Exercise aim => How many lines of the items below contain the word "implementation"? Reply with the number alone.

Saved data entries:
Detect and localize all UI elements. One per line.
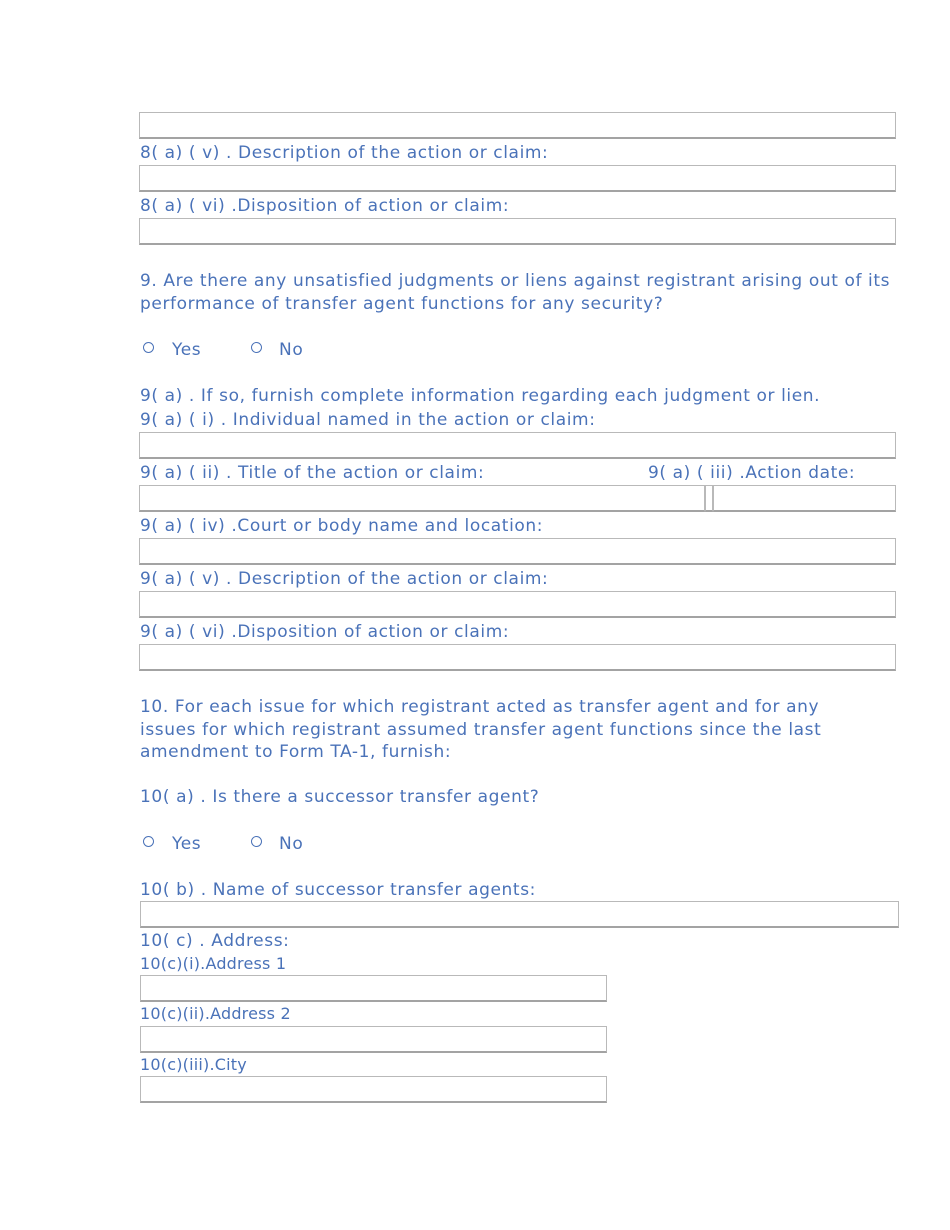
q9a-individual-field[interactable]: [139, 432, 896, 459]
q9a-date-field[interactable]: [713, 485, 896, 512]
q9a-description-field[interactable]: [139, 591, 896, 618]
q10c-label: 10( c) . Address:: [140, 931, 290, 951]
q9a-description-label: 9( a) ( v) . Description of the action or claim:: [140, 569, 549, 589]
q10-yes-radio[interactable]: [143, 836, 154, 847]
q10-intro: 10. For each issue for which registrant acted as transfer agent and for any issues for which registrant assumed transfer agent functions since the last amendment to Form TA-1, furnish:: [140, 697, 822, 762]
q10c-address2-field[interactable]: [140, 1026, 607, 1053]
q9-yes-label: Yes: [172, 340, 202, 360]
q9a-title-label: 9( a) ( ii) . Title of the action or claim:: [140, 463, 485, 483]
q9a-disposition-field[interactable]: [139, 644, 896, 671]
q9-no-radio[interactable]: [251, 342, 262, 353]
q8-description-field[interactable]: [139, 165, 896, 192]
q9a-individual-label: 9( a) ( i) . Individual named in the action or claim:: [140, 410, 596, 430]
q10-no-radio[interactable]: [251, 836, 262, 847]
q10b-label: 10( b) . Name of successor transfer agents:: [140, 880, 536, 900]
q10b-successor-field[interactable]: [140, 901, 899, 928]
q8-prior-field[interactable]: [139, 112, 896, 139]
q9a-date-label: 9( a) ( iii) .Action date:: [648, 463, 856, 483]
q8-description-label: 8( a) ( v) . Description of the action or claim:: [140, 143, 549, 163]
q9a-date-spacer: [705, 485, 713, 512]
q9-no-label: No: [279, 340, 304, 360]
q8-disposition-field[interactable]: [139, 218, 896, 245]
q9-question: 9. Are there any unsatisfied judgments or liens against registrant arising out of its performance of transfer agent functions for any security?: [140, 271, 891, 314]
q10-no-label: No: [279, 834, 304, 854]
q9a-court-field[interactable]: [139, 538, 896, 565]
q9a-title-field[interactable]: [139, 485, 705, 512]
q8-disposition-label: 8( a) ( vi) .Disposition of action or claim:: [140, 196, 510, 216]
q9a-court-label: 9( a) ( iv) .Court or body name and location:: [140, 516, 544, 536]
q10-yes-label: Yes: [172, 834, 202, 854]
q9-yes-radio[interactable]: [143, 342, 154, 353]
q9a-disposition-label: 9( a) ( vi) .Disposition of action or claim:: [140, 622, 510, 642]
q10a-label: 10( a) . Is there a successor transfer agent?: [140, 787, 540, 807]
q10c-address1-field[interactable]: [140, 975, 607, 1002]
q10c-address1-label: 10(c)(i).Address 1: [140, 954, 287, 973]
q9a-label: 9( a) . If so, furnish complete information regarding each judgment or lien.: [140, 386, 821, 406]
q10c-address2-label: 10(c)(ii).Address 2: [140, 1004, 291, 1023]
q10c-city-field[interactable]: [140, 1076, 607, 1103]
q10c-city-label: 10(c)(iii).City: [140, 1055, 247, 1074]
...
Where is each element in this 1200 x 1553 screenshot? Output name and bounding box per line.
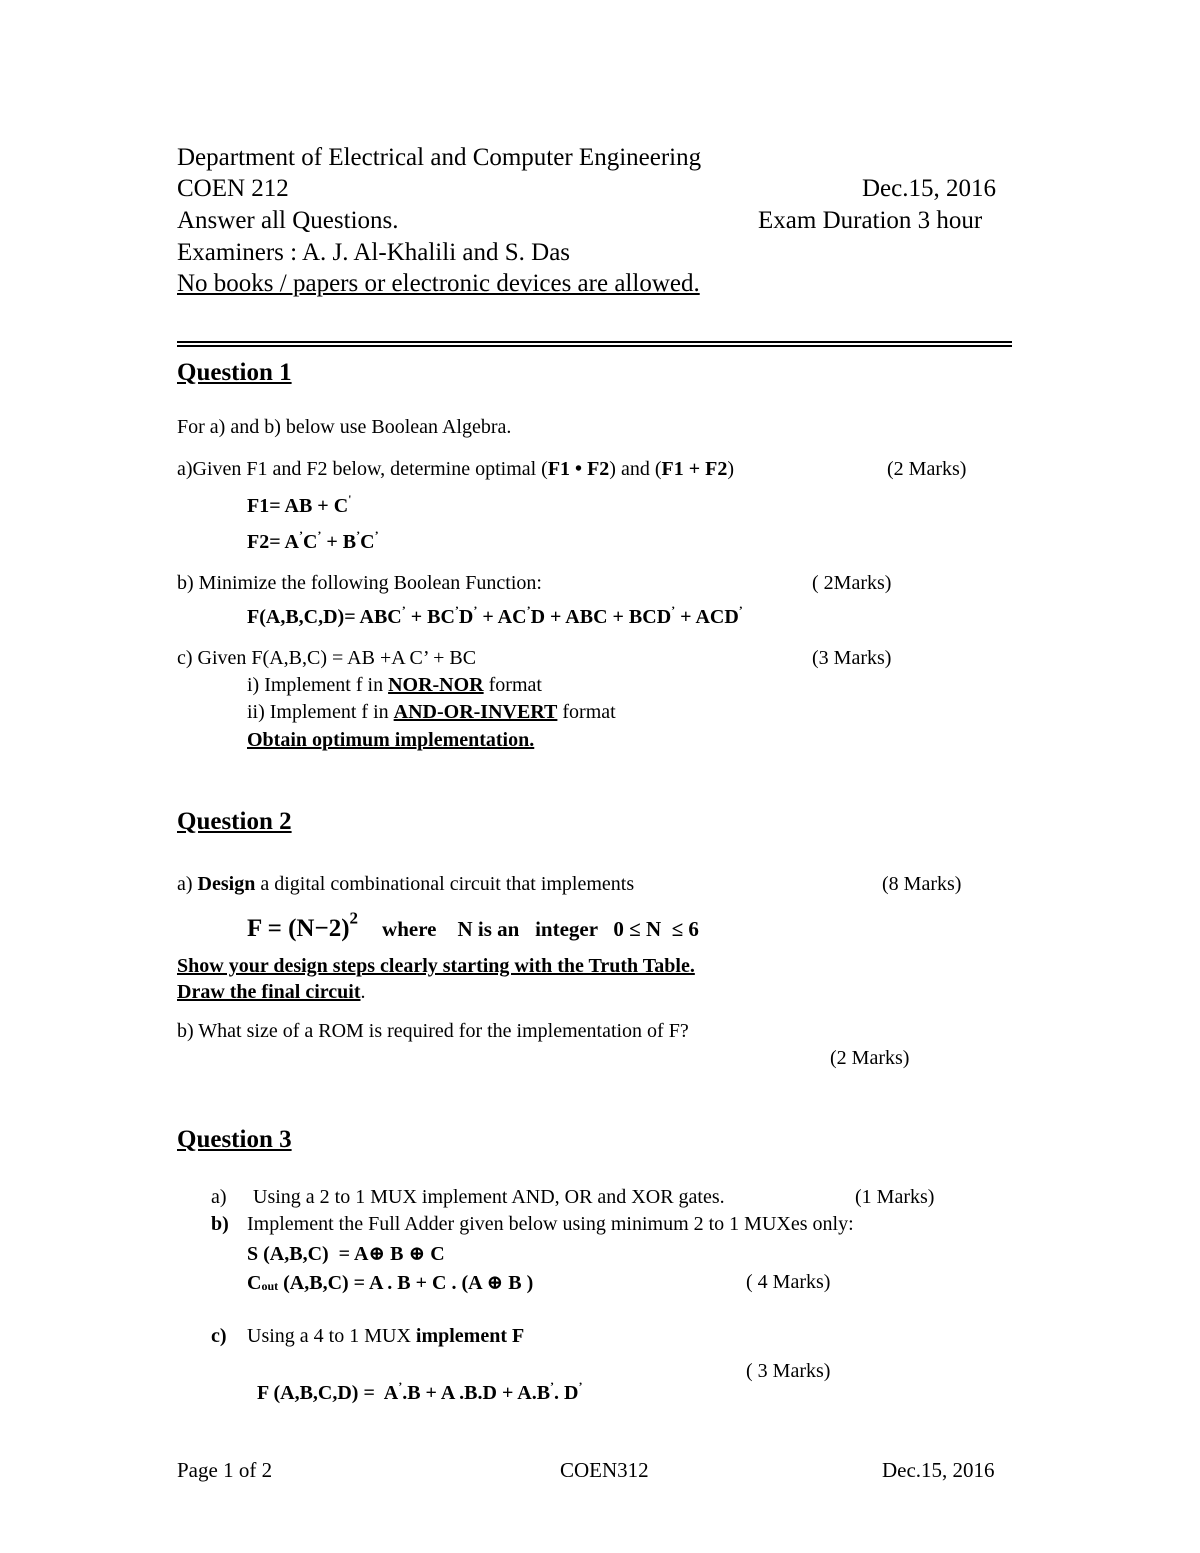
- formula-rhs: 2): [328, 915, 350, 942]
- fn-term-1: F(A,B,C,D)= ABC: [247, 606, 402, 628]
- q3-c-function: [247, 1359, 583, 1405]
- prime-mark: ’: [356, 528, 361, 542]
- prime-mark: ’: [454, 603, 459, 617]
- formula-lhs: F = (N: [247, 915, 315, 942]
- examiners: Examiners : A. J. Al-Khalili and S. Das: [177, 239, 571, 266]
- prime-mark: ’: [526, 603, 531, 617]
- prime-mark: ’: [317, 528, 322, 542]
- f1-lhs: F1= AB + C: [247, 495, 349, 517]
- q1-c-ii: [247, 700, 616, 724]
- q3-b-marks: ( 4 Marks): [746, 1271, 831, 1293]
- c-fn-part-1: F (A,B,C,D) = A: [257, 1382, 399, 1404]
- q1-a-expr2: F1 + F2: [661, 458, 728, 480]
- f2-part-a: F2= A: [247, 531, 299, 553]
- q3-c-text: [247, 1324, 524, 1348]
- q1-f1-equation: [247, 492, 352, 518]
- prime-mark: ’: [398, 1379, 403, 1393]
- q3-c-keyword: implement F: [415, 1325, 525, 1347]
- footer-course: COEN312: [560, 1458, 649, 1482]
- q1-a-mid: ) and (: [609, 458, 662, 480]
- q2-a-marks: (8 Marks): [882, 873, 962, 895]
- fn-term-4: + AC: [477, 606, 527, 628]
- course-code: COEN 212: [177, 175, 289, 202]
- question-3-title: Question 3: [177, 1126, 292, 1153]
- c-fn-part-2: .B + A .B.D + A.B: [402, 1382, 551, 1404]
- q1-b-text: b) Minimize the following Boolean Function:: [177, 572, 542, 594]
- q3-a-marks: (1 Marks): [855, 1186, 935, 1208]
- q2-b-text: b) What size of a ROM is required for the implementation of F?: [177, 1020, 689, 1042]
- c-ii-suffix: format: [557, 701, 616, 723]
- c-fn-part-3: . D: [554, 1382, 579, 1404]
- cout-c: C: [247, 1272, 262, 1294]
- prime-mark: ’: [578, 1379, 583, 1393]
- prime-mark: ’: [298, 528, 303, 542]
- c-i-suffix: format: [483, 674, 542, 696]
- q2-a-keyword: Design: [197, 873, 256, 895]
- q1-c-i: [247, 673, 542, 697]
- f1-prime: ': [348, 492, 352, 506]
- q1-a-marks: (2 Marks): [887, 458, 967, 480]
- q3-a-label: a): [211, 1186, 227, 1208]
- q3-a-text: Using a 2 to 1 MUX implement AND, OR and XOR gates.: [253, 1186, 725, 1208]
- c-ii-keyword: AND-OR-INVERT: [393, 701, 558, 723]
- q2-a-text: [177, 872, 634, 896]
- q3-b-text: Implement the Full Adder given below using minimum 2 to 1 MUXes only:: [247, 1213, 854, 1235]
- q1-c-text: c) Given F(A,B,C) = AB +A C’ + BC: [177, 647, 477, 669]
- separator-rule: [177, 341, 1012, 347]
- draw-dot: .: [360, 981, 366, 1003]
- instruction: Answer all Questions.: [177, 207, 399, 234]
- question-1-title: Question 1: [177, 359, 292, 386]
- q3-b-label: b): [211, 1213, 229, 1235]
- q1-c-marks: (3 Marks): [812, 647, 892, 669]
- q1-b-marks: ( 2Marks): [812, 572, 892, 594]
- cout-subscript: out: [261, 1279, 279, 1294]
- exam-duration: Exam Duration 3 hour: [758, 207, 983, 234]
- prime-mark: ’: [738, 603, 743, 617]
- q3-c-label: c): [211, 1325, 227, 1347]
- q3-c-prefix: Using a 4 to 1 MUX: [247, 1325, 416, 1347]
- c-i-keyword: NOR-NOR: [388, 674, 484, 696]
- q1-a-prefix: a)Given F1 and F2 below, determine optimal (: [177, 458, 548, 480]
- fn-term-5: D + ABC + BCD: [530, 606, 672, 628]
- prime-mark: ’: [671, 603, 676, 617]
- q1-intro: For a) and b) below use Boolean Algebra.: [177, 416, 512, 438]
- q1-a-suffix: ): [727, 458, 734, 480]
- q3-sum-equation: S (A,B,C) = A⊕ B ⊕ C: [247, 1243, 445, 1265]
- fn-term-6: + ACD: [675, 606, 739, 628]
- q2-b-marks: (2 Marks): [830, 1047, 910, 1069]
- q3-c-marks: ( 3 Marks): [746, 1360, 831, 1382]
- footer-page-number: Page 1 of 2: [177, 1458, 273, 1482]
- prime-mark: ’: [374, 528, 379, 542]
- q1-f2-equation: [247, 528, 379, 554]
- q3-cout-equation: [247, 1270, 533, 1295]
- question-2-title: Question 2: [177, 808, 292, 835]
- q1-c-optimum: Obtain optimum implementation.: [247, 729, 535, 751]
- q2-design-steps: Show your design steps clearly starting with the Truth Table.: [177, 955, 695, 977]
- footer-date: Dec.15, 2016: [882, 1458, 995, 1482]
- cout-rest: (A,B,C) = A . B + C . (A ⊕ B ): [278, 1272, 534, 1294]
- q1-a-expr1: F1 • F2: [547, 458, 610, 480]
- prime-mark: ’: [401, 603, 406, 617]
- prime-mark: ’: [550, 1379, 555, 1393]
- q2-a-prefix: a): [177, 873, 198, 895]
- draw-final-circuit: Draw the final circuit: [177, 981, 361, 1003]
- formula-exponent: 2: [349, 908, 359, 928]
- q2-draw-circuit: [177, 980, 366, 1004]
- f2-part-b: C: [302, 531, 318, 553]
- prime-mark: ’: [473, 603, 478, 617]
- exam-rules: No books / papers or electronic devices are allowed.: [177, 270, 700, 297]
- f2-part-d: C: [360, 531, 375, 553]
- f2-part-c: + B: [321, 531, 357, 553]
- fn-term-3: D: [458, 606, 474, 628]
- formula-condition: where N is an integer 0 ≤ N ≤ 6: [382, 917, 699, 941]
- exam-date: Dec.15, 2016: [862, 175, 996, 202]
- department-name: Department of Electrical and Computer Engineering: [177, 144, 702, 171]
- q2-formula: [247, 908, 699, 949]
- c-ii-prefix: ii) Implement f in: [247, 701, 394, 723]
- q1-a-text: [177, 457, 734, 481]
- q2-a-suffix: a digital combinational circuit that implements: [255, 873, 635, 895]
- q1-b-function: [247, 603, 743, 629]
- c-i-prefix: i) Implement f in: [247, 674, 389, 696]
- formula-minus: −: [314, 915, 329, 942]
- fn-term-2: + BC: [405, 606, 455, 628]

Response => 2